Given task | Check each line of the material. Copy those containing "title".
****************
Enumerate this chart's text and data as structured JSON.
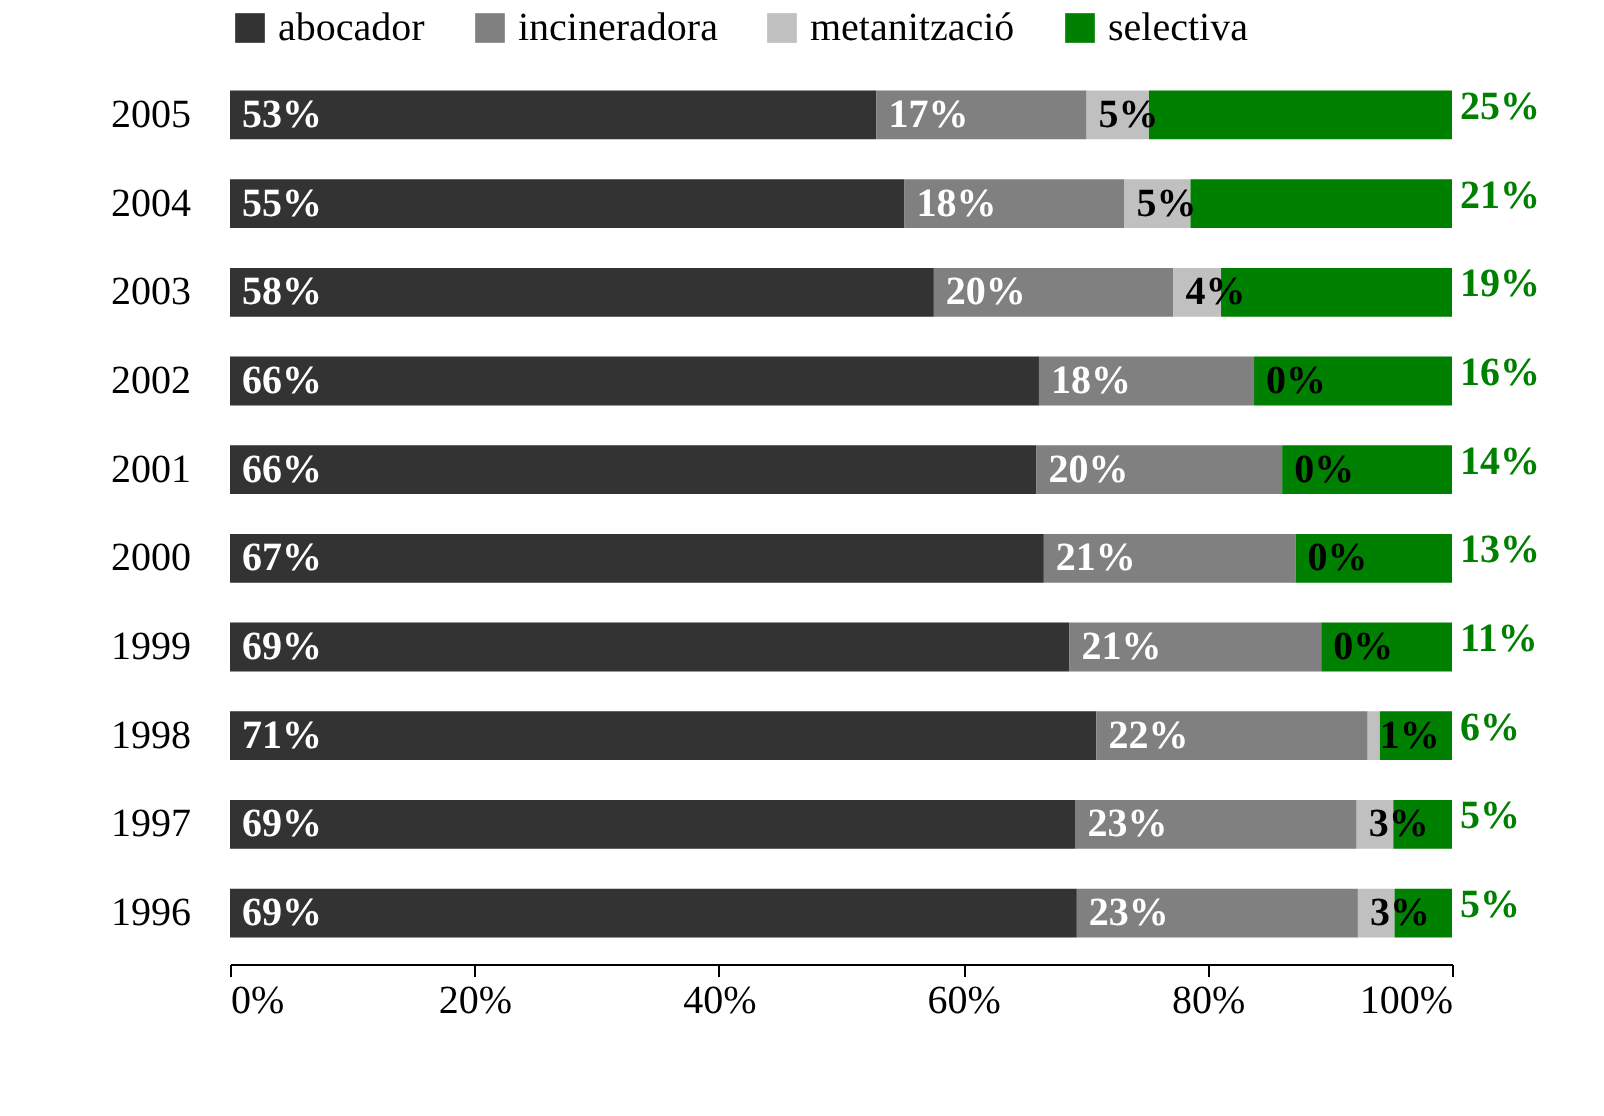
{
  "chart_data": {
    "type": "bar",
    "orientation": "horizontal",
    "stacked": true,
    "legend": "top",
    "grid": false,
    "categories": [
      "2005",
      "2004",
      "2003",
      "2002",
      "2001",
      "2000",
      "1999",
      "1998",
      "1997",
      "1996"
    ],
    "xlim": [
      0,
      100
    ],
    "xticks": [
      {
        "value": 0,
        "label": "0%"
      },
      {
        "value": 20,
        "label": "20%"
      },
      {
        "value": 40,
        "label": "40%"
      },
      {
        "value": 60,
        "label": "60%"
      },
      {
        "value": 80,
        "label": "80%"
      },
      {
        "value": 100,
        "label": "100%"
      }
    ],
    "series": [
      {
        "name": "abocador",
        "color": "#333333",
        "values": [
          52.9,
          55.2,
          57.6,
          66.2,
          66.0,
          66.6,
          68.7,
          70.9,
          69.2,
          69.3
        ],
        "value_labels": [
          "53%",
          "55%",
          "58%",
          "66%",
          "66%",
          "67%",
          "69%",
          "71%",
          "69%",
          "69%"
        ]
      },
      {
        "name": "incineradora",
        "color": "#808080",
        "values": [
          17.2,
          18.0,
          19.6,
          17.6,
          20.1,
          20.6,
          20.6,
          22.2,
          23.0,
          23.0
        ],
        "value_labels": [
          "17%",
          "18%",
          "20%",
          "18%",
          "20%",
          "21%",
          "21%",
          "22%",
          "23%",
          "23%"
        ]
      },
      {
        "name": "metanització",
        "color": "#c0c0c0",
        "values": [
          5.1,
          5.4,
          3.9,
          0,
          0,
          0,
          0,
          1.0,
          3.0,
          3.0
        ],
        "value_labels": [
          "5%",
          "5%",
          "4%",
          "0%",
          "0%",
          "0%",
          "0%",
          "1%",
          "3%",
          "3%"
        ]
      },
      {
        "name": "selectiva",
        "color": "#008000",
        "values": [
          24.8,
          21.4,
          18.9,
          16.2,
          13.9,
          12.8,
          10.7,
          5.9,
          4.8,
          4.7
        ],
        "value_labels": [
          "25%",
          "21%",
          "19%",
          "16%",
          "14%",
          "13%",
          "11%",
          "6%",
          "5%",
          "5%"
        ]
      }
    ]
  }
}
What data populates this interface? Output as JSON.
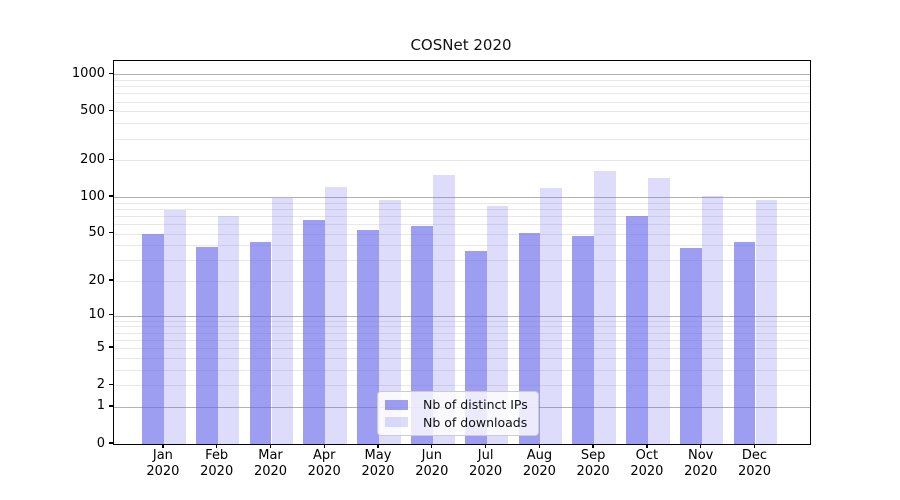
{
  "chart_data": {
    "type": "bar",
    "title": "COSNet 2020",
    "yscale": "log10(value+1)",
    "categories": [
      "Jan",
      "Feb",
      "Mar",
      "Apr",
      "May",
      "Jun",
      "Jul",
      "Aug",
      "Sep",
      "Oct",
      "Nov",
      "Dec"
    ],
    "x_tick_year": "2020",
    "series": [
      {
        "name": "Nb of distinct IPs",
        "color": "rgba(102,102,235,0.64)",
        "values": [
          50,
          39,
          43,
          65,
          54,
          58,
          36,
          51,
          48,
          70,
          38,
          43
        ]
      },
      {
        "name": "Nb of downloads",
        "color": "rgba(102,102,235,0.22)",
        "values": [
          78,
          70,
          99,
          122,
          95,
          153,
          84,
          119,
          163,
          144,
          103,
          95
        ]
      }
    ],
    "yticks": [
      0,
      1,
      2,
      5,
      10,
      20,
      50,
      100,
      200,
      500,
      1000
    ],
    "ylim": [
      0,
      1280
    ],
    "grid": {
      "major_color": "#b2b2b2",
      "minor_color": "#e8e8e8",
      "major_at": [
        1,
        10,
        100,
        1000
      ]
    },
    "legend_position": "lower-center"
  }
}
****************
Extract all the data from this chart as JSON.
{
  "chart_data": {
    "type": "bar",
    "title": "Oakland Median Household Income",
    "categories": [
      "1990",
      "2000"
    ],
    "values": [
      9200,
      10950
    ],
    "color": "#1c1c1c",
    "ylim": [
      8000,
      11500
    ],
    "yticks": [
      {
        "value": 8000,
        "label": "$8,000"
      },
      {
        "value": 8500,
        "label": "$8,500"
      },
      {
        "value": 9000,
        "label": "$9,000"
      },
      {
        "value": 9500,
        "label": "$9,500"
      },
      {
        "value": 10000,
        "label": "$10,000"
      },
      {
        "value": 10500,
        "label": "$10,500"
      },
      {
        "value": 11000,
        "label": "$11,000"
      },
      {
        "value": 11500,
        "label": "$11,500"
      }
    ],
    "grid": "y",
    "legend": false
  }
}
****************
Output for this exercise |
    "title": "COSNet 2020",
    "title": "Oakland Median Household Income",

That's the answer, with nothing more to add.